■ DIRECTIONS: Convert the stretch of the listing from the line containing "slice-label: Other Private" through the line containing "data-label: 36% (875, 320, 924, 348)" into a numbered list, omitting any blank lines.
***** MATERIALS PROVIDED
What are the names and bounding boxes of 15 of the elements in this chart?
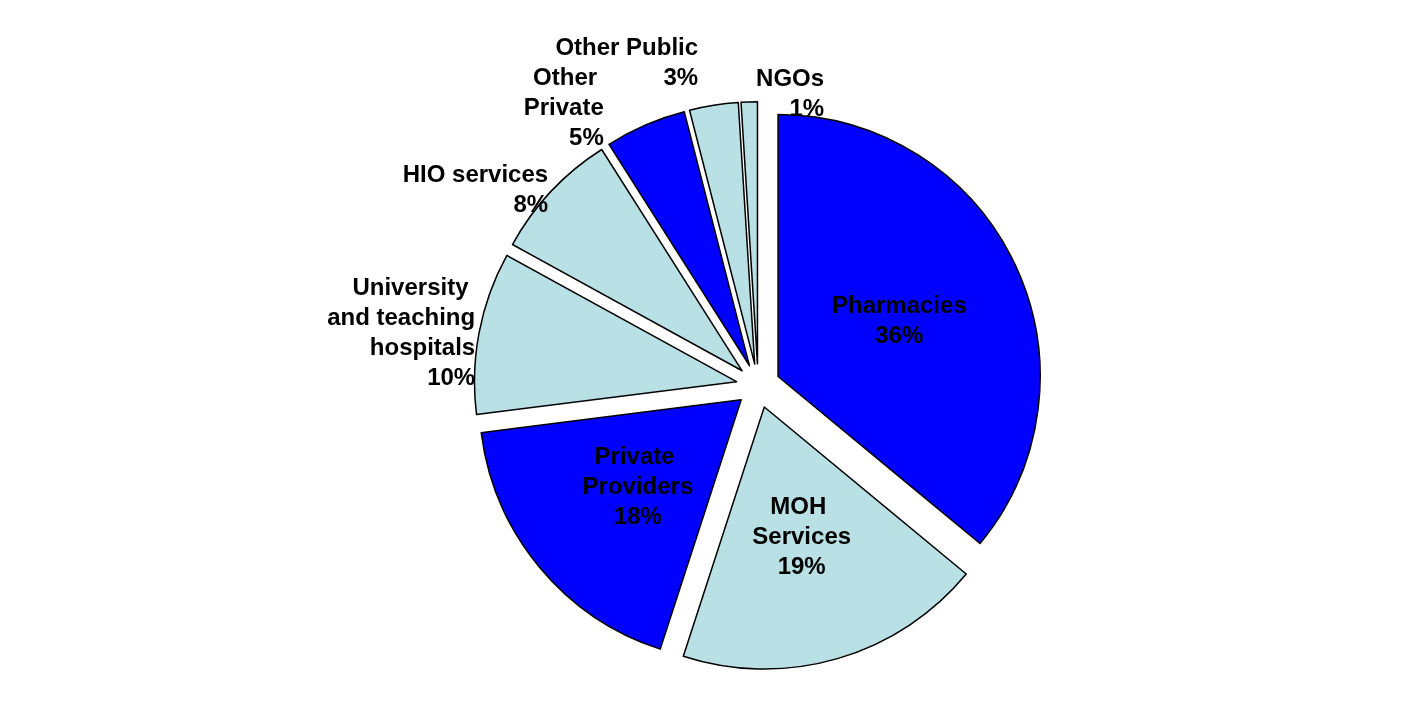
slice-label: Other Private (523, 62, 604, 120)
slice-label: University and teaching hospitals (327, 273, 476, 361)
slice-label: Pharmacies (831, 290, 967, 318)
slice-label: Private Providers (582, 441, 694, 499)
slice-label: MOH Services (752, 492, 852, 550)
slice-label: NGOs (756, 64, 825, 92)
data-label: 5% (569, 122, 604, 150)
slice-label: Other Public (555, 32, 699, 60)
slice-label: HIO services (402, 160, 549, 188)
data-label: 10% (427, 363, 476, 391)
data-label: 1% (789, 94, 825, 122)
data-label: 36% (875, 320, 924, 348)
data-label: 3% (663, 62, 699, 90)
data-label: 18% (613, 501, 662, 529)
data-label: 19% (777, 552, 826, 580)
**********
***** MATERIALS PROVIDED
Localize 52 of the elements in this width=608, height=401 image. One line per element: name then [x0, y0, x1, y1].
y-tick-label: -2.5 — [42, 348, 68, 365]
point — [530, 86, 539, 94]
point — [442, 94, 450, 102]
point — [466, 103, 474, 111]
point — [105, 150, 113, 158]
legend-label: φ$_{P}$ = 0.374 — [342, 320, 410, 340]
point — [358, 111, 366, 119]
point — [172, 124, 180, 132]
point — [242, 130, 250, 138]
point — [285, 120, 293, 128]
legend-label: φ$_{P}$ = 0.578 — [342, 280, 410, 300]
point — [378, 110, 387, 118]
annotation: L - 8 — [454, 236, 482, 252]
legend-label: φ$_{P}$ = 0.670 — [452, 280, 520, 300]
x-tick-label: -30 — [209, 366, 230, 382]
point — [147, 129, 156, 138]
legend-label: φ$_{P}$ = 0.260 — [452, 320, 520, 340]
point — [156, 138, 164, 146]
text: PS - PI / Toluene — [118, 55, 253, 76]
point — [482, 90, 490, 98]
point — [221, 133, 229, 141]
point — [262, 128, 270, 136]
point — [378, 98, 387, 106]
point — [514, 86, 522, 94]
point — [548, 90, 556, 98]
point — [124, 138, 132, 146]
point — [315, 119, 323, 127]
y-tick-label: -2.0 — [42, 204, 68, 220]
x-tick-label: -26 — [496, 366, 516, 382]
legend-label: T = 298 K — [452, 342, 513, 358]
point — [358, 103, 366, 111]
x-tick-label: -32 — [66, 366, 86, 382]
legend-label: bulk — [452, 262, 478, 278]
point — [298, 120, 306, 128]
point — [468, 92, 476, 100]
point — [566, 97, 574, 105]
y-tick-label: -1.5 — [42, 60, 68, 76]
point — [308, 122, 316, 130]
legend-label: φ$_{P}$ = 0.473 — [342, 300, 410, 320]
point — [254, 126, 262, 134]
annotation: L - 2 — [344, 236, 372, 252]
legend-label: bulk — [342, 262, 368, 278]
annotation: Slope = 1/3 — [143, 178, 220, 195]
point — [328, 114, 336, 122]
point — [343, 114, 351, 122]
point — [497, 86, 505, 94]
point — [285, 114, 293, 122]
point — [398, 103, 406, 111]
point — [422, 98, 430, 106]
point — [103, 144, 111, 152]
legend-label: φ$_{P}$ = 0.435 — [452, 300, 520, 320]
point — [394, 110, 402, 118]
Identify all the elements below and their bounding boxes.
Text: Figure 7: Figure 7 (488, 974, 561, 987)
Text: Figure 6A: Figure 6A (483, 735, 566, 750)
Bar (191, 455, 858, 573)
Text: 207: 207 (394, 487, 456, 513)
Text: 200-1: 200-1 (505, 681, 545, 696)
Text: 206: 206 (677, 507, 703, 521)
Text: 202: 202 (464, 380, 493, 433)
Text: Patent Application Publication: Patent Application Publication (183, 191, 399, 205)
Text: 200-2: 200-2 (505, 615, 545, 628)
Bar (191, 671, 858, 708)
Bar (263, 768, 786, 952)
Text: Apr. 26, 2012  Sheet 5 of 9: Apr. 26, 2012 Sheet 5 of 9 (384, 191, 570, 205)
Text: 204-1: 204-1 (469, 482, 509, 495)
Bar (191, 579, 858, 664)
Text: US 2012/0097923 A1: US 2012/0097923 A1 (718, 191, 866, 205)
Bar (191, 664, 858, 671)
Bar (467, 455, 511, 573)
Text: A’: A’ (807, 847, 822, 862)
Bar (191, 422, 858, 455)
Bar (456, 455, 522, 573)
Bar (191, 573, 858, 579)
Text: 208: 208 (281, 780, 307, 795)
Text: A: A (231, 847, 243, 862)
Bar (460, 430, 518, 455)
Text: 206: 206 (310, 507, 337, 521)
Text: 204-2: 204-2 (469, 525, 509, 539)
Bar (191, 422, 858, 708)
**********
■ WRITTEN SOLUTION:
1. slice-label: Other Private (523, 62, 604, 120)
2. slice-label: University and teaching hospitals (327, 273, 476, 361)
3. slice-label: Pharmacies (831, 290, 967, 318)
4. slice-label: Private Providers (582, 441, 694, 499)
5. slice-label: MOH Services (752, 492, 852, 550)
6. slice-label: NGOs (756, 64, 825, 92)
7. data-label: 5% (569, 122, 604, 150)
8. slice-label: Other Public (555, 32, 699, 60)
9. slice-label: HIO services (402, 160, 549, 188)
10. data-label: 10% (427, 363, 476, 391)
11. data-label: 1% (789, 94, 825, 122)
12. data-label: 36% (875, 320, 924, 348)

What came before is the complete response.